(Records about charts and figures)
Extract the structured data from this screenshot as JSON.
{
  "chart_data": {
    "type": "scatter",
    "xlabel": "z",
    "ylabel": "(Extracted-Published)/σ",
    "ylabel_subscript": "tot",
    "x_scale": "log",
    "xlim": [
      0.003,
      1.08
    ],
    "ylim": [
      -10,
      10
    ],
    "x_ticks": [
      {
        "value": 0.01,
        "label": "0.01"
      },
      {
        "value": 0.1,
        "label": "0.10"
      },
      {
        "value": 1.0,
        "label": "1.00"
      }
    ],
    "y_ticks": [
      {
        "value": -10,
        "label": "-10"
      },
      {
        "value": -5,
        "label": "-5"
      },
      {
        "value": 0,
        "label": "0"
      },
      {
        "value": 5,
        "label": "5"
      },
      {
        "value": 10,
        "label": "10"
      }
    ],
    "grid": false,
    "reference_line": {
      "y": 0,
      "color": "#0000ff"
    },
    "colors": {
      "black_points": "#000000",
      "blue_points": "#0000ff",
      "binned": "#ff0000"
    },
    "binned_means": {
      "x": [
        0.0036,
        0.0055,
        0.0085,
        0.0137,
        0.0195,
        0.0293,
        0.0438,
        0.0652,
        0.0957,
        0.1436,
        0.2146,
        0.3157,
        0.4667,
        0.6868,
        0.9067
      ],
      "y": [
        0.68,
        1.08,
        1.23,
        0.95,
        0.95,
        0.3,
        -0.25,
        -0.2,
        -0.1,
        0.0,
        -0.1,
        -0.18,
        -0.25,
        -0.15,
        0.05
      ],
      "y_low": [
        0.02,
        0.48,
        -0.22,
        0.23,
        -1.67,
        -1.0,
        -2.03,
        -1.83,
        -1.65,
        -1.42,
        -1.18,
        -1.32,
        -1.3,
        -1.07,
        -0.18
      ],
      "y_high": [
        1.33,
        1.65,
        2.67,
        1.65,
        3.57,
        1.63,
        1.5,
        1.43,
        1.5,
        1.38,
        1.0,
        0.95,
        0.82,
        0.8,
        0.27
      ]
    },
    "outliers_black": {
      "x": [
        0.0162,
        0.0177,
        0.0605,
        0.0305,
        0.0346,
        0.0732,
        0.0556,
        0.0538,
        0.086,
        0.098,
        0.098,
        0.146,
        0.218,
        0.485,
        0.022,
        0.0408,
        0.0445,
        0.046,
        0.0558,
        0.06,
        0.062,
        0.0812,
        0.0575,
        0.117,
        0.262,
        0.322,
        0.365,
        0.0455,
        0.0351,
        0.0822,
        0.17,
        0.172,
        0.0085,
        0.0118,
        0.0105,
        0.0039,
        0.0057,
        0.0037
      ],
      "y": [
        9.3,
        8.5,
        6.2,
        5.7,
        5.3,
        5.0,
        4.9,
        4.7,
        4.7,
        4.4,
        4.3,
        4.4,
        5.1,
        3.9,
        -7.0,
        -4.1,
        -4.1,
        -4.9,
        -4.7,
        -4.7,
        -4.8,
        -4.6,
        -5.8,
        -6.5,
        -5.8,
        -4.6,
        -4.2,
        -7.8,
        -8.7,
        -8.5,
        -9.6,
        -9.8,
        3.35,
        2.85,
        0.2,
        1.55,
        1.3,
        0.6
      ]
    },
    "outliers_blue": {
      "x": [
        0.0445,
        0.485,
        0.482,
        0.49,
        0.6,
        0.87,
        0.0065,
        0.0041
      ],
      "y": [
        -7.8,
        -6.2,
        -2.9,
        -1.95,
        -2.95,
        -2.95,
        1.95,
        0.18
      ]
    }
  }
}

[What to do] Pull out each line holding the string "value".

[Result of this task]
        "value": 0.01,
        "value": 0.1,
        "value": 1.0,
        "value": -10,
        "value": -5,
        "value": 0,
        "value": 5,
        "value": 10,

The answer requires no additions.